STATED EXERCISE: Look through the listing for the word "JSON". Copy each line that has it.

THE INPUT:

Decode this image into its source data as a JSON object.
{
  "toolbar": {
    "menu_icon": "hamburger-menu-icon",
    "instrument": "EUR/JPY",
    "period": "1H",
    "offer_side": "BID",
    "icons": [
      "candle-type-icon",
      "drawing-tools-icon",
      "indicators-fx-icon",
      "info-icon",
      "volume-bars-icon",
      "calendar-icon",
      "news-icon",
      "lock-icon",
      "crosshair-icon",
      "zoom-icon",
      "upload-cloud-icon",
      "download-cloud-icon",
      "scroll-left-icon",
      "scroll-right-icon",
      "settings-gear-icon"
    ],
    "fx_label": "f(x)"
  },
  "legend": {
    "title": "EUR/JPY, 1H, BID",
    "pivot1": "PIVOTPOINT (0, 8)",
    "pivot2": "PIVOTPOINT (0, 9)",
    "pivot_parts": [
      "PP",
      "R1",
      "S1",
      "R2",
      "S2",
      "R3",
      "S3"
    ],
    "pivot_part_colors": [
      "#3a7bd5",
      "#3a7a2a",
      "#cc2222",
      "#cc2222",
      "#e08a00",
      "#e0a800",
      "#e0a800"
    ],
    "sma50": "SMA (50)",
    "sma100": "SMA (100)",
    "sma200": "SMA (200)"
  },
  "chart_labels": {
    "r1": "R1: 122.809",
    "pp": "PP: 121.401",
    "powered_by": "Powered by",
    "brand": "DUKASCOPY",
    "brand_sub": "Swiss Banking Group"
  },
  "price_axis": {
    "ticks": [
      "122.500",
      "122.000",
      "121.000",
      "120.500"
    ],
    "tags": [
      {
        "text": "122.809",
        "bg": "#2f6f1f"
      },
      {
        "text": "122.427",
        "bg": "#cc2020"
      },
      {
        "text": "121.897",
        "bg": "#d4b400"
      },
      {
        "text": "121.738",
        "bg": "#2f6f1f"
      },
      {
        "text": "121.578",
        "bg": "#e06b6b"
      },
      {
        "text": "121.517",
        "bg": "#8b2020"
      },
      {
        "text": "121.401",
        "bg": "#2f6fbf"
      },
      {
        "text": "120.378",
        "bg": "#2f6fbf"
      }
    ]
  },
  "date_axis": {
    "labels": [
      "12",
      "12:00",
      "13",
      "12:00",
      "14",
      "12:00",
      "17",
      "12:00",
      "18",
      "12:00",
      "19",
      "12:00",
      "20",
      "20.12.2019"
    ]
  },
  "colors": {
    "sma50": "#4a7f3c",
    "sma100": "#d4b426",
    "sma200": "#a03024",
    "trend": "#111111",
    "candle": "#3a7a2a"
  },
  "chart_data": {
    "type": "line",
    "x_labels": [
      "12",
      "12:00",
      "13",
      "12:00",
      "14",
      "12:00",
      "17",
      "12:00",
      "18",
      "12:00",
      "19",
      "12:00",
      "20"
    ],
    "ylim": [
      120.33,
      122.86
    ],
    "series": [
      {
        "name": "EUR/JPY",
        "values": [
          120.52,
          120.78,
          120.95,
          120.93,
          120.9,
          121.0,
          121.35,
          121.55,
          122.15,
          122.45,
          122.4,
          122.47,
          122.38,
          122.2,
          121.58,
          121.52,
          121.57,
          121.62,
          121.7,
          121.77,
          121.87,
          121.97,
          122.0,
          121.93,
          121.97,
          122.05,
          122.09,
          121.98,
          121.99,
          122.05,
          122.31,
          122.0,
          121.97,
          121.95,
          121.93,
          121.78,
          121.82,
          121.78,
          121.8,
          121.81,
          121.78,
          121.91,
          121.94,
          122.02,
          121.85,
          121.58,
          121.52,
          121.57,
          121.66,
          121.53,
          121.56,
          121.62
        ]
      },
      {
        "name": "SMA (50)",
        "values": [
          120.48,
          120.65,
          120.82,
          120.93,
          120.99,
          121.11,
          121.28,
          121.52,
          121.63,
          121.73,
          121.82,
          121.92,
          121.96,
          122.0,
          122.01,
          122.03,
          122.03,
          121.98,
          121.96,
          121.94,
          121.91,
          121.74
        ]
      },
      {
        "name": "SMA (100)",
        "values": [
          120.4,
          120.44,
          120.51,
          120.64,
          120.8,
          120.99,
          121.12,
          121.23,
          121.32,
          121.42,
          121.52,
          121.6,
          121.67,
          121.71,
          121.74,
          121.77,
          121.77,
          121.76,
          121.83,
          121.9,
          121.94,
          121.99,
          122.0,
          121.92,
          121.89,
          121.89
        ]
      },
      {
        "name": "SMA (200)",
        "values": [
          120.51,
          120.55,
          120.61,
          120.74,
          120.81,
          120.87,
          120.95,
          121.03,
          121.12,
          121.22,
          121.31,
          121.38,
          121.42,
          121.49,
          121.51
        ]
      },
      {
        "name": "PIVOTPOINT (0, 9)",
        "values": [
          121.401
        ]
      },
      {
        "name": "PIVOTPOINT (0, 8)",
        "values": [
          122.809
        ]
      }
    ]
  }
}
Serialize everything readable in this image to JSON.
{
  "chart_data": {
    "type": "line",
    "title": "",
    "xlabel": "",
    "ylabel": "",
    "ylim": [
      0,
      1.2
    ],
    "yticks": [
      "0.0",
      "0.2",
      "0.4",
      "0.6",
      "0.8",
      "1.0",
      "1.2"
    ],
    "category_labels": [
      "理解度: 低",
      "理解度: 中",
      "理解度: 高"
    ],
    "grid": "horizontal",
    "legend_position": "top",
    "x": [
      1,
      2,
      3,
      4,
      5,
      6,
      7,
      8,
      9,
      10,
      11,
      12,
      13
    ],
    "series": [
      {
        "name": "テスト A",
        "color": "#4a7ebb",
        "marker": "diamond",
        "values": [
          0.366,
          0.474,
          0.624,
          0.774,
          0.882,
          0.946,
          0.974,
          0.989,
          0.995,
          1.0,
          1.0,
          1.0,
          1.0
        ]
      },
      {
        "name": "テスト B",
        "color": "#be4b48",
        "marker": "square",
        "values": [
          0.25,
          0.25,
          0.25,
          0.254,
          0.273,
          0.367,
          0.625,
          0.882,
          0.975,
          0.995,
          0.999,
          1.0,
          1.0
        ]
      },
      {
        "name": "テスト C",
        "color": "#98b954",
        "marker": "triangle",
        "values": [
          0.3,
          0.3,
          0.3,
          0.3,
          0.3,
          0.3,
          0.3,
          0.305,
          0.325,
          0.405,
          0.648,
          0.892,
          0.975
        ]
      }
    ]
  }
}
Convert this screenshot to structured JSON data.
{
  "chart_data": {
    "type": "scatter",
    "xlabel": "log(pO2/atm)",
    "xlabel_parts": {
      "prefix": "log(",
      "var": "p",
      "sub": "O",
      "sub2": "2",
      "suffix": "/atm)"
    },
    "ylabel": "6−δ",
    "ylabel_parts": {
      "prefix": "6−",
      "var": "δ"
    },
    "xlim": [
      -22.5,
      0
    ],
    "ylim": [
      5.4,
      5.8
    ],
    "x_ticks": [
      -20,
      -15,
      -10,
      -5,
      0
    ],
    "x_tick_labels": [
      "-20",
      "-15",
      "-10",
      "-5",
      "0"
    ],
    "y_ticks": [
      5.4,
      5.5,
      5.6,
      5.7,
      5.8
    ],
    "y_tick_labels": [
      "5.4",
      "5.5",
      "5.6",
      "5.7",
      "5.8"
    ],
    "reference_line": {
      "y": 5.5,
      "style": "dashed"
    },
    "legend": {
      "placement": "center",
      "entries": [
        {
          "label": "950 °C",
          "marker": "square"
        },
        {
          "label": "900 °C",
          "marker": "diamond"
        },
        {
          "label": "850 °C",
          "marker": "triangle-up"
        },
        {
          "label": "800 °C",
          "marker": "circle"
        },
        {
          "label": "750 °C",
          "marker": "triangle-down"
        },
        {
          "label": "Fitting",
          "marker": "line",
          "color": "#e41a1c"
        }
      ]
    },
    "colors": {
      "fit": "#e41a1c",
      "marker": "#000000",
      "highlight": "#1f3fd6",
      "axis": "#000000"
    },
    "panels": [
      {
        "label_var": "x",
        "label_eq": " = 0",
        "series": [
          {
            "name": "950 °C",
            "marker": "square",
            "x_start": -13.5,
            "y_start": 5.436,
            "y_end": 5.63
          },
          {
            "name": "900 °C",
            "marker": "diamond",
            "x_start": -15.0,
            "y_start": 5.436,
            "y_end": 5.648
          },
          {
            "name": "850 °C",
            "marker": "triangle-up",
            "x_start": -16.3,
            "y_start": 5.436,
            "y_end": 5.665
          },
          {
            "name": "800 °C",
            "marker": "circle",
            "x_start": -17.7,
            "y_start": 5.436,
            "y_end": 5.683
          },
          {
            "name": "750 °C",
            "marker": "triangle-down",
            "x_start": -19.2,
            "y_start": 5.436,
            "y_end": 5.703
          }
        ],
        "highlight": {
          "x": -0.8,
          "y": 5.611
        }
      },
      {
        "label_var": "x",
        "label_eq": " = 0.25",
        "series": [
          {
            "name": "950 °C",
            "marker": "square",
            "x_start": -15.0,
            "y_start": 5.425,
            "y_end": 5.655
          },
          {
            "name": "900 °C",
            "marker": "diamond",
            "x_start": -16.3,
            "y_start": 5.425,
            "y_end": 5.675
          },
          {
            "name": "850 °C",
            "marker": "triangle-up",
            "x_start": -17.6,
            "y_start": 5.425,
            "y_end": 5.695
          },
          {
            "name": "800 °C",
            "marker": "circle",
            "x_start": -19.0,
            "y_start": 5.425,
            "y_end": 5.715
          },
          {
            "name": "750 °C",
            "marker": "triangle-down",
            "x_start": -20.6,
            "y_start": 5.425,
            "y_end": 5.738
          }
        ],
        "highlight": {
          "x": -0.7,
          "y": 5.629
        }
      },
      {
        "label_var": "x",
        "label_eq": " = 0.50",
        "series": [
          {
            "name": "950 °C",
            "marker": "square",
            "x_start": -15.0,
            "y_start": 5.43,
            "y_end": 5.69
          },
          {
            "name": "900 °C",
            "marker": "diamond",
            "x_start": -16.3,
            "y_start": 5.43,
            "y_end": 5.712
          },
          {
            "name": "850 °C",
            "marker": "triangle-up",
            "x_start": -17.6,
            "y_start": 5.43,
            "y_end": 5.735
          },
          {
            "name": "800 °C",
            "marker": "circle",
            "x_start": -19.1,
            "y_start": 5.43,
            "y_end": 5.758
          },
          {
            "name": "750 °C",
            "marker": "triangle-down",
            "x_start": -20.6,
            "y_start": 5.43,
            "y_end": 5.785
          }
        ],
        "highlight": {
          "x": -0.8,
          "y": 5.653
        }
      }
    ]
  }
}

ANSWER:
Decode this image into its source data as a JSON object.
Serialize everything readable in this image to JSON.
Convert this screenshot to structured JSON data.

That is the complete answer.